↓

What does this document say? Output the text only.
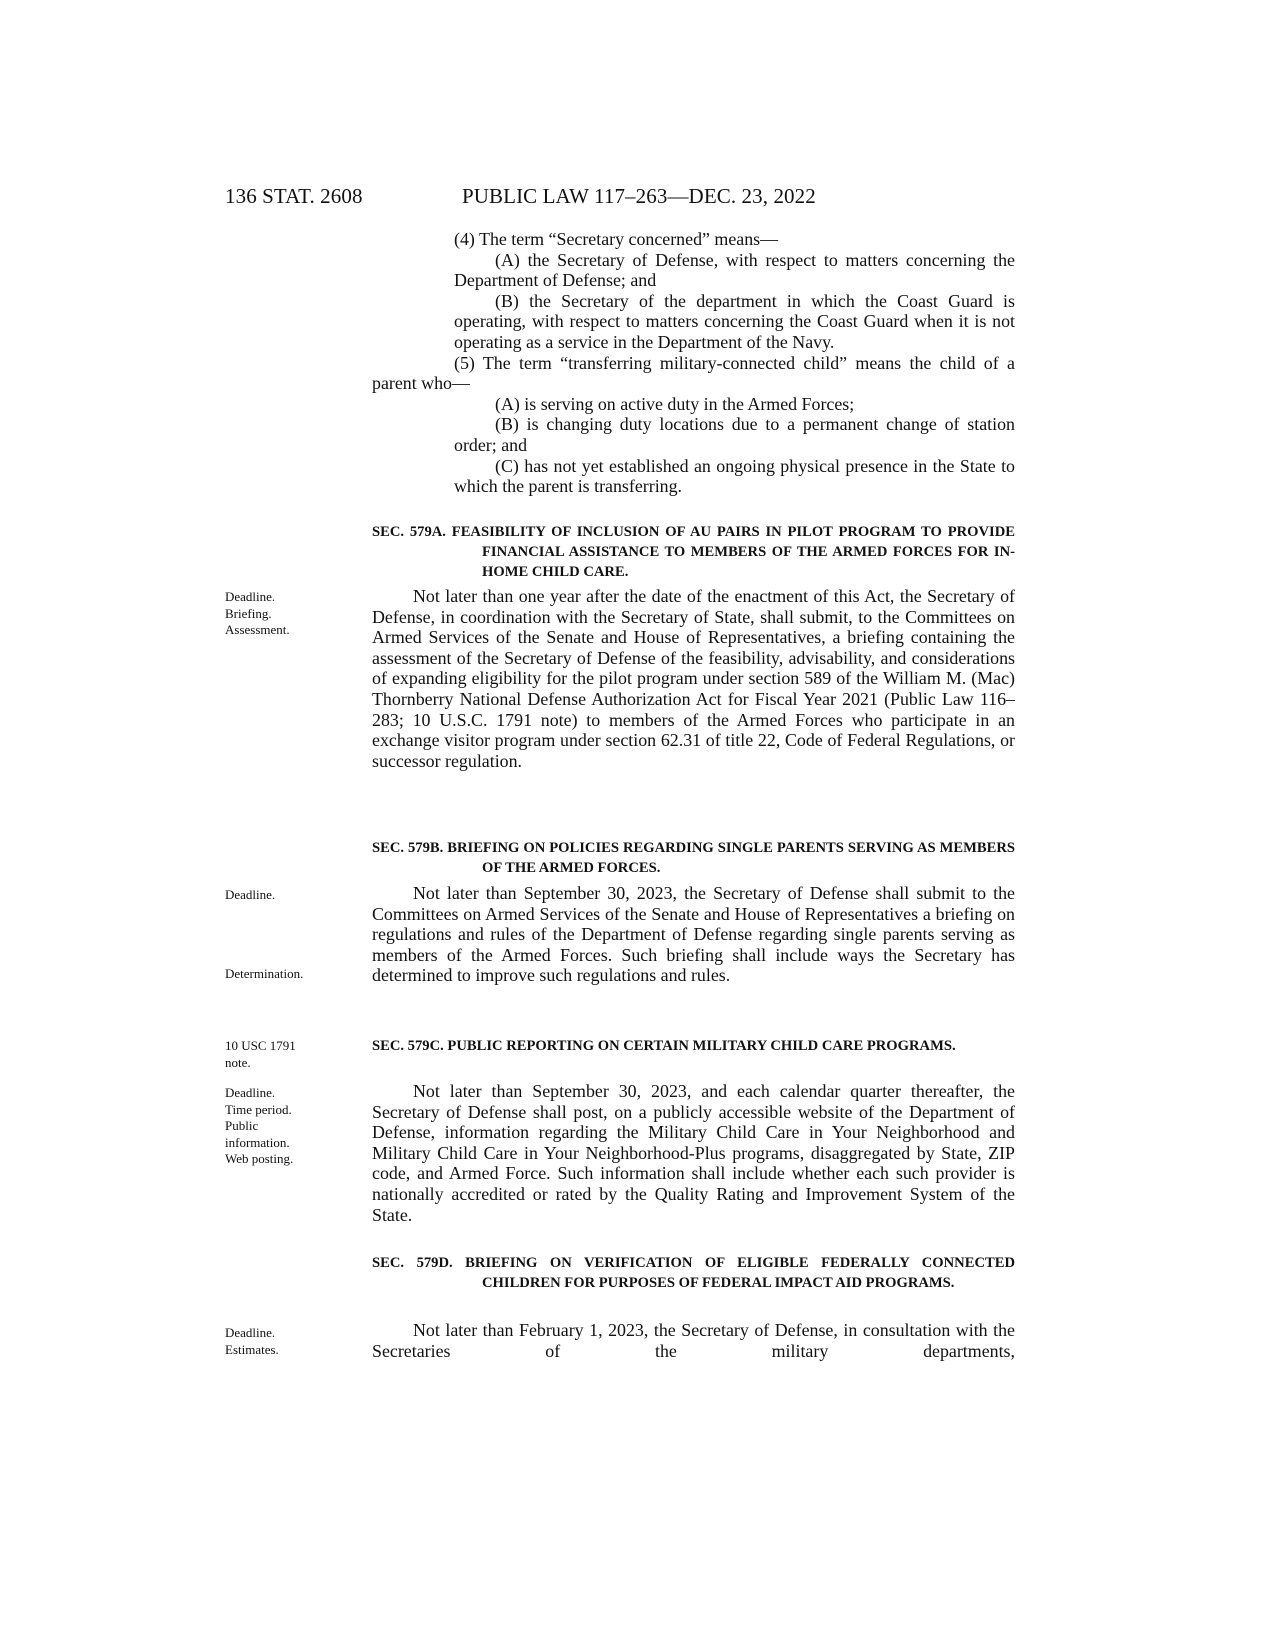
136 STAT. 2608	PUBLIC LAW 117–263—DEC. 23, 2022

(4) The term “Secretary concerned” means—

(A) the Secretary of Defense, with respect to matters concerning the Department of Defense; and

(B) the Secretary of the department in which the Coast Guard is operating, with respect to matters concerning the Coast Guard when it is not operating as a service in the Department of the Navy.

(5) The term “transferring military-connected child” means the child of a parent who—

(A) is serving on active duty in the Armed Forces;

(B) is changing duty locations due to a permanent change of station order; and

(C) has not yet established an ongoing physical presence in the State to which the parent is transferring.

SEC. 579A. FEASIBILITY OF INCLUSION OF AU PAIRS IN PILOT PROGRAM TO PROVIDE FINANCIAL ASSISTANCE TO MEMBERS OF THE ARMED FORCES FOR IN-HOME CHILD CARE.
Deadline.
Briefing.
Assessment.

Not later than one year after the date of the enactment of this Act, the Secretary of Defense, in coordination with the Secretary of State, shall submit, to the Committees on Armed Services of the Senate and House of Representatives, a briefing containing the assessment of the Secretary of Defense of the feasibility, advisability, and considerations of expanding eligibility for the pilot program under section 589 of the William M. (Mac) Thornberry National Defense Authorization Act for Fiscal Year 2021 (Public Law 116–283; 10 U.S.C. 1791 note) to members of the Armed Forces who participate in an exchange visitor program under section 62.31 of title 22, Code of Federal Regulations, or successor regulation.

SEC. 579B. BRIEFING ON POLICIES REGARDING SINGLE PARENTS SERVING AS MEMBERS OF THE ARMED FORCES.
Deadline.
Determination.

Not later than September 30, 2023, the Secretary of Defense shall submit to the Committees on Armed Services of the Senate and House of Representatives a briefing on regulations and rules of the Department of Defense regarding single parents serving as members of the Armed Forces. Such briefing shall include ways the Secretary has determined to improve such regulations and rules.

10 USC 1791
note.
SEC. 579C. PUBLIC REPORTING ON CERTAIN MILITARY CHILD CARE PROGRAMS.
Deadline.
Time period.
Public
information.
Web posting.

Not later than September 30, 2023, and each calendar quarter thereafter, the Secretary of Defense shall post, on a publicly accessible website of the Department of Defense, information regarding the Military Child Care in Your Neighborhood and Military Child Care in Your Neighborhood-Plus programs, disaggregated by State, ZIP code, and Armed Force. Such information shall include whether each such provider is nationally accredited or rated by the Quality Rating and Improvement System of the State.

SEC. 579D. BRIEFING ON VERIFICATION OF ELIGIBLE FEDERALLY CONNECTED CHILDREN FOR PURPOSES OF FEDERAL IMPACT AID PROGRAMS.
Deadline.
Estimates.

Not later than February 1, 2023, the Secretary of Defense, in consultation with the Secretaries of the military departments,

↑

▶ AIM
Copy out each line exactly, without the pictures.

▶ FINAL RESULT
What does this document say? Output the text only.
136 STAT. 2608	PUBLIC LAW 117–263—DEC. 23, 2022

(4) The term “Secretary concerned” means—

(A) the Secretary of Defense, with respect to matters concerning the Department of Defense; and

(B) the Secretary of the department in which the Coast Guard is operating, with respect to matters concerning the Coast Guard when it is not operating as a service in the Department of the Navy.

(5) The term “transferring military-connected child” means the child of a parent who—

(A) is serving on active duty in the Armed Forces;

(B) is changing duty locations due to a permanent change of station order; and

(C) has not yet established an ongoing physical presence in the State to which the parent is transferring.

SEC. 579A. FEASIBILITY OF INCLUSION OF AU PAIRS IN PILOT PROGRAM TO PROVIDE FINANCIAL ASSISTANCE TO MEMBERS OF THE ARMED FORCES FOR IN-HOME CHILD CARE.
Deadline.
Briefing.
Assessment.

Not later than one year after the date of the enactment of this Act, the Secretary of Defense, in coordination with the Secretary of State, shall submit, to the Committees on Armed Services of the Senate and House of Representatives, a briefing containing the assessment of the Secretary of Defense of the feasibility, advisability, and considerations of expanding eligibility for the pilot program under section 589 of the William M. (Mac) Thornberry National Defense Authorization Act for Fiscal Year 2021 (Public Law 116–283; 10 U.S.C. 1791 note) to members of the Armed Forces who participate in an exchange visitor program under section 62.31 of title 22, Code of Federal Regulations, or successor regulation.

SEC. 579B. BRIEFING ON POLICIES REGARDING SINGLE PARENTS SERVING AS MEMBERS OF THE ARMED FORCES.
Deadline.
Determination.

Not later than September 30, 2023, the Secretary of Defense shall submit to the Committees on Armed Services of the Senate and House of Representatives a briefing on regulations and rules of the Department of Defense regarding single parents serving as members of the Armed Forces. Such briefing shall include ways the Secretary has determined to improve such regulations and rules.

10 USC 1791
note.
SEC. 579C. PUBLIC REPORTING ON CERTAIN MILITARY CHILD CARE PROGRAMS.
Deadline.
Time period.
Public
information.
Web posting.

Not later than September 30, 2023, and each calendar quarter thereafter, the Secretary of Defense shall post, on a publicly accessible website of the Department of Defense, information regarding the Military Child Care in Your Neighborhood and Military Child Care in Your Neighborhood-Plus programs, disaggregated by State, ZIP code, and Armed Force. Such information shall include whether each such provider is nationally accredited or rated by the Quality Rating and Improvement System of the State.

SEC. 579D. BRIEFING ON VERIFICATION OF ELIGIBLE FEDERALLY CONNECTED CHILDREN FOR PURPOSES OF FEDERAL IMPACT AID PROGRAMS.
Deadline.
Estimates.

Not later than February 1, 2023, the Secretary of Defense, in consultation with the Secretaries of the military departments,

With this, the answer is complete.